>> Start Records for processing
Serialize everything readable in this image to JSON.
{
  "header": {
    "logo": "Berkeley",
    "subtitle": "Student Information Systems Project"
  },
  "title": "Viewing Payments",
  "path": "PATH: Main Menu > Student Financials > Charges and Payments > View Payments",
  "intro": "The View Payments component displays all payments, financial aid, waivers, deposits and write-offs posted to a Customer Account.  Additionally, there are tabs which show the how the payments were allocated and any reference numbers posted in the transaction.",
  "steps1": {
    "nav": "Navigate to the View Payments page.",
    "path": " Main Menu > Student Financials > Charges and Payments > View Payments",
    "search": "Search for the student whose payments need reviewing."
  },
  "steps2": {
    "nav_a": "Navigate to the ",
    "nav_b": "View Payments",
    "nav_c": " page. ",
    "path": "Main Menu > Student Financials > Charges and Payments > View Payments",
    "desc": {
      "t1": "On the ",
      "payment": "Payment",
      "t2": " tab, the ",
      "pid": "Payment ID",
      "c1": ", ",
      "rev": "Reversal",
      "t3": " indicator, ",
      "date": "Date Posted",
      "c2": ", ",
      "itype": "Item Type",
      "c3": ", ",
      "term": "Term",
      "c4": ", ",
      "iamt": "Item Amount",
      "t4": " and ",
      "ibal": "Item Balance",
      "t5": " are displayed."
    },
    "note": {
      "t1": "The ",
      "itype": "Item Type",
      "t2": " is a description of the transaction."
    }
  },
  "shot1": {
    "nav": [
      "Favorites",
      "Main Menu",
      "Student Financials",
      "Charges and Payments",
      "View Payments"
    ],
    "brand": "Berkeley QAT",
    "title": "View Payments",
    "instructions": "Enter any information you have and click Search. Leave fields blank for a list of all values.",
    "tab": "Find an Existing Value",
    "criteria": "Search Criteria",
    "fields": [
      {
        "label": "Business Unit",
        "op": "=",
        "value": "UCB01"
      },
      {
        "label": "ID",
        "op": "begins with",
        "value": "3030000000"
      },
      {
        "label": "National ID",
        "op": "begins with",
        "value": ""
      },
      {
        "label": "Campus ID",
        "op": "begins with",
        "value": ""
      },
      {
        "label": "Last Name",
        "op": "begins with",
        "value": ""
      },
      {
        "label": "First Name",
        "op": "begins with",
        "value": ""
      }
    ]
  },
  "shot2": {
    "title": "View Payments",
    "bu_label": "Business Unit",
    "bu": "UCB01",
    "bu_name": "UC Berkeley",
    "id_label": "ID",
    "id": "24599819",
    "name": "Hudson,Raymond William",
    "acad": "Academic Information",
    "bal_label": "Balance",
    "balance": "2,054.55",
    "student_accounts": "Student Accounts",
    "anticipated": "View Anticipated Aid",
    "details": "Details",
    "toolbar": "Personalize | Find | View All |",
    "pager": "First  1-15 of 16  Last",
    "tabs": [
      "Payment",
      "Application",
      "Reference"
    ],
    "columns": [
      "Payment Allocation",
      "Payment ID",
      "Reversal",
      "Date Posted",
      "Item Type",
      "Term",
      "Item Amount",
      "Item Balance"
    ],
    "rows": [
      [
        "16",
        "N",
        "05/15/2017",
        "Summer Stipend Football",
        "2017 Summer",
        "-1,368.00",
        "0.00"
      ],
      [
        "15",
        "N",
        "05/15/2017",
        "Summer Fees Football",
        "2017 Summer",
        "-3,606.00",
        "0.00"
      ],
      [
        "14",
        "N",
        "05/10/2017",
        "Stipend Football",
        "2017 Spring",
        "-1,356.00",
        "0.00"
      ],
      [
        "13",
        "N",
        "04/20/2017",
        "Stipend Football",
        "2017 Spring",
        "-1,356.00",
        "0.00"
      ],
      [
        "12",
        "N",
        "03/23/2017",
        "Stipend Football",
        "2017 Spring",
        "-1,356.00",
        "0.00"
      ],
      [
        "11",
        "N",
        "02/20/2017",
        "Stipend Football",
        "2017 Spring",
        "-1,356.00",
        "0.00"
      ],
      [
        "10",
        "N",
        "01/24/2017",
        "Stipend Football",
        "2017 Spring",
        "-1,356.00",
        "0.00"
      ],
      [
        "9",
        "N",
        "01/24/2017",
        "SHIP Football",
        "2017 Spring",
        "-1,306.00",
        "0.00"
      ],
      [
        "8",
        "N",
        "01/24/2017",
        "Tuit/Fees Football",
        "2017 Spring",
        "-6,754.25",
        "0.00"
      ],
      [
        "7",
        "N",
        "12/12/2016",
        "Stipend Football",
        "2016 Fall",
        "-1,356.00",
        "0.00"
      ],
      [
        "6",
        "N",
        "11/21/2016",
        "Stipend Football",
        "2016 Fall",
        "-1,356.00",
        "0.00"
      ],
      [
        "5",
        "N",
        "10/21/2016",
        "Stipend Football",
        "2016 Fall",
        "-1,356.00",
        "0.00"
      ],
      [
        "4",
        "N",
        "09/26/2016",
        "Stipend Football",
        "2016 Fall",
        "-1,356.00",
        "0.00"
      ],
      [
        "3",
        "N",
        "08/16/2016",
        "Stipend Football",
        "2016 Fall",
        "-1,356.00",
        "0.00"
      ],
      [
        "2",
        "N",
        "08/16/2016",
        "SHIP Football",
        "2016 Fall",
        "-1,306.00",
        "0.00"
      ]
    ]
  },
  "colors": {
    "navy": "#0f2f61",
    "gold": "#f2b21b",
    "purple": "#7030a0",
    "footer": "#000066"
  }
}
>> End Records for processing
_Work to be completed_. Nothing should be changed: write out all of the data as is.

_Solution to this exercise_.
Serialize everything readable in this image to JSON.
{
  "header": {
    "logo": "Berkeley",
    "subtitle": "Student Information Systems Project"
  },
  "title": "Viewing Payments",
  "path": "PATH: Main Menu > Student Financials > Charges and Payments > View Payments",
  "intro": "The View Payments component displays all payments, financial aid, waivers, deposits and write-offs posted to a Customer Account.  Additionally, there are tabs which show the how the payments were allocated and any reference numbers posted in the transaction.",
  "steps1": {
    "nav": "Navigate to the View Payments page.",
    "path": " Main Menu > Student Financials > Charges and Payments > View Payments",
    "search": "Search for the student whose payments need reviewing."
  },
  "steps2": {
    "nav_a": "Navigate to the ",
    "nav_b": "View Payments",
    "nav_c": " page. ",
    "path": "Main Menu > Student Financials > Charges and Payments > View Payments",
    "desc": {
      "t1": "On the ",
      "payment": "Payment",
      "t2": " tab, the ",
      "pid": "Payment ID",
      "c1": ", ",
      "rev": "Reversal",
      "t3": " indicator, ",
      "date": "Date Posted",
      "c2": ", ",
      "itype": "Item Type",
      "c3": ", ",
      "term": "Term",
      "c4": ", ",
      "iamt": "Item Amount",
      "t4": " and ",
      "ibal": "Item Balance",
      "t5": " are displayed."
    },
    "note": {
      "t1": "The ",
      "itype": "Item Type",
      "t2": " is a description of the transaction."
    }
  },
  "shot1": {
    "nav": [
      "Favorites",
      "Main Menu",
      "Student Financials",
      "Charges and Payments",
      "View Payments"
    ],
    "brand": "Berkeley QAT",
    "title": "View Payments",
    "instructions": "Enter any information you have and click Search. Leave fields blank for a list of all values.",
    "tab": "Find an Existing Value",
    "criteria": "Search Criteria",
    "fields": [
      {
        "label": "Business Unit",
        "op": "=",
        "value": "UCB01"
      },
      {
        "label": "ID",
        "op": "begins with",
        "value": "3030000000"
      },
      {
        "label": "National ID",
        "op": "begins with",
        "value": ""
      },
      {
        "label": "Campus ID",
        "op": "begins with",
        "value": ""
      },
      {
        "label": "Last Name",
        "op": "begins with",
        "value": ""
      },
      {
        "label": "First Name",
        "op": "begins with",
        "value": ""
      }
    ]
  },
  "shot2": {
    "title": "View Payments",
    "bu_label": "Business Unit",
    "bu": "UCB01",
    "bu_name": "UC Berkeley",
    "id_label": "ID",
    "id": "24599819",
    "name": "Hudson,Raymond William",
    "acad": "Academic Information",
    "bal_label": "Balance",
    "balance": "2,054.55",
    "student_accounts": "Student Accounts",
    "anticipated": "View Anticipated Aid",
    "details": "Details",
    "toolbar": "Personalize | Find | View All |",
    "pager": "First  1-15 of 16  Last",
    "tabs": [
      "Payment",
      "Application",
      "Reference"
    ],
    "columns": [
      "Payment Allocation",
      "Payment ID",
      "Reversal",
      "Date Posted",
      "Item Type",
      "Term",
      "Item Amount",
      "Item Balance"
    ],
    "rows": [
      [
        "16",
        "N",
        "05/15/2017",
        "Summer Stipend Football",
        "2017 Summer",
        "-1,368.00",
        "0.00"
      ],
      [
        "15",
        "N",
        "05/15/2017",
        "Summer Fees Football",
        "2017 Summer",
        "-3,606.00",
        "0.00"
      ],
      [
        "14",
        "N",
        "05/10/2017",
        "Stipend Football",
        "2017 Spring",
        "-1,356.00",
        "0.00"
      ],
      [
        "13",
        "N",
        "04/20/2017",
        "Stipend Football",
        "2017 Spring",
        "-1,356.00",
        "0.00"
      ],
      [
        "12",
        "N",
        "03/23/2017",
        "Stipend Football",
        "2017 Spring",
        "-1,356.00",
        "0.00"
      ],
      [
        "11",
        "N",
        "02/20/2017",
        "Stipend Football",
        "2017 Spring",
        "-1,356.00",
        "0.00"
      ],
      [
        "10",
        "N",
        "01/24/2017",
        "Stipend Football",
        "2017 Spring",
        "-1,356.00",
        "0.00"
      ],
      [
        "9",
        "N",
        "01/24/2017",
        "SHIP Football",
        "2017 Spring",
        "-1,306.00",
        "0.00"
      ],
      [
        "8",
        "N",
        "01/24/2017",
        "Tuit/Fees Football",
        "2017 Spring",
        "-6,754.25",
        "0.00"
      ],
      [
        "7",
        "N",
        "12/12/2016",
        "Stipend Football",
        "2016 Fall",
        "-1,356.00",
        "0.00"
      ],
      [
        "6",
        "N",
        "11/21/2016",
        "Stipend Football",
        "2016 Fall",
        "-1,356.00",
        "0.00"
      ],
      [
        "5",
        "N",
        "10/21/2016",
        "Stipend Football",
        "2016 Fall",
        "-1,356.00",
        "0.00"
      ],
      [
        "4",
        "N",
        "09/26/2016",
        "Stipend Football",
        "2016 Fall",
        "-1,356.00",
        "0.00"
      ],
      [
        "3",
        "N",
        "08/16/2016",
        "Stipend Football",
        "2016 Fall",
        "-1,356.00",
        "0.00"
      ],
      [
        "2",
        "N",
        "08/16/2016",
        "SHIP Football",
        "2016 Fall",
        "-1,306.00",
        "0.00"
      ]
    ]
  },
  "colors": {
    "navy": "#0f2f61",
    "gold": "#f2b21b",
    "purple": "#7030a0",
    "footer": "#000066"
  }
}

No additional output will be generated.